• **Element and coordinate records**
▬▬▬▬▬▬

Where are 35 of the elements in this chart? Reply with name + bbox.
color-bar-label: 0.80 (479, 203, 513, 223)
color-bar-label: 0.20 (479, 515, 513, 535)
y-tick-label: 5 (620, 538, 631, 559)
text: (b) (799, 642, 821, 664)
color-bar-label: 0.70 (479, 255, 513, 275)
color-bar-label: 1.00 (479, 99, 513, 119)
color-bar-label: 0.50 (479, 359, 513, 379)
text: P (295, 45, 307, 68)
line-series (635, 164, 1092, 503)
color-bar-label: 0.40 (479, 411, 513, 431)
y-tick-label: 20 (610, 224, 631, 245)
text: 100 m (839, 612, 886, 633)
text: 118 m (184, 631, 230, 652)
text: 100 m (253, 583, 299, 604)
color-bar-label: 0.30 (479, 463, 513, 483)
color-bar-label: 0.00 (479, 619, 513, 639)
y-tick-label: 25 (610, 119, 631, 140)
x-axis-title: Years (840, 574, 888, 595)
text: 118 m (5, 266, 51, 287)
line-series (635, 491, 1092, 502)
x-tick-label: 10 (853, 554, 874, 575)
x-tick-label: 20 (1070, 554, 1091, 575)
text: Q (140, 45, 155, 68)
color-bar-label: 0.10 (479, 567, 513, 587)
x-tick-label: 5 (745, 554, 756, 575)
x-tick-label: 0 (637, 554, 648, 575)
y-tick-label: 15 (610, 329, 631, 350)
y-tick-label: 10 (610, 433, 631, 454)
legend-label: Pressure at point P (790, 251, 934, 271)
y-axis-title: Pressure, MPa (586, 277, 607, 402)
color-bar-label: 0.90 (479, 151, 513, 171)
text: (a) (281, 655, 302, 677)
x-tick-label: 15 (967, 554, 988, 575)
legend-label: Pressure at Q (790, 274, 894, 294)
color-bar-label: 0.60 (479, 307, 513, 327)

▬▬▬▬▬▬

• **Aim**
Copy out the rows above with each "Pressure" swapped for "Stress", keeping everything else the same.

• **Final result**
Where are 35 of the elements in this chart? Reply with name + bbox.
color-bar-label: 0.80 (479, 203, 513, 223)
color-bar-label: 0.20 (479, 515, 513, 535)
y-tick-label: 5 (620, 538, 631, 559)
text: (b) (799, 642, 821, 664)
color-bar-label: 0.70 (479, 255, 513, 275)
color-bar-label: 1.00 (479, 99, 513, 119)
color-bar-label: 0.50 (479, 359, 513, 379)
text: P (295, 45, 307, 68)
line-series (635, 164, 1092, 503)
color-bar-label: 0.40 (479, 411, 513, 431)
y-tick-label: 20 (610, 224, 631, 245)
text: 100 m (839, 612, 886, 633)
text: 118 m (184, 631, 230, 652)
text: 100 m (253, 583, 299, 604)
color-bar-label: 0.30 (479, 463, 513, 483)
color-bar-label: 0.00 (479, 619, 513, 639)
y-tick-label: 25 (610, 119, 631, 140)
x-axis-title: Years (840, 574, 888, 595)
text: 118 m (5, 266, 51, 287)
line-series (635, 491, 1092, 502)
x-tick-label: 10 (853, 554, 874, 575)
x-tick-label: 20 (1070, 554, 1091, 575)
text: Q (140, 45, 155, 68)
color-bar-label: 0.10 (479, 567, 513, 587)
x-tick-label: 5 (745, 554, 756, 575)
x-tick-label: 0 (637, 554, 648, 575)
y-tick-label: 15 (610, 329, 631, 350)
y-tick-label: 10 (610, 433, 631, 454)
legend-label: Stress at point P (790, 251, 934, 271)
y-axis-title: Stress, MPa (586, 277, 607, 402)
color-bar-label: 0.90 (479, 151, 513, 171)
text: (a) (281, 655, 302, 677)
x-tick-label: 15 (967, 554, 988, 575)
legend-label: Stress at Q (790, 274, 894, 294)
color-bar-label: 0.60 (479, 307, 513, 327)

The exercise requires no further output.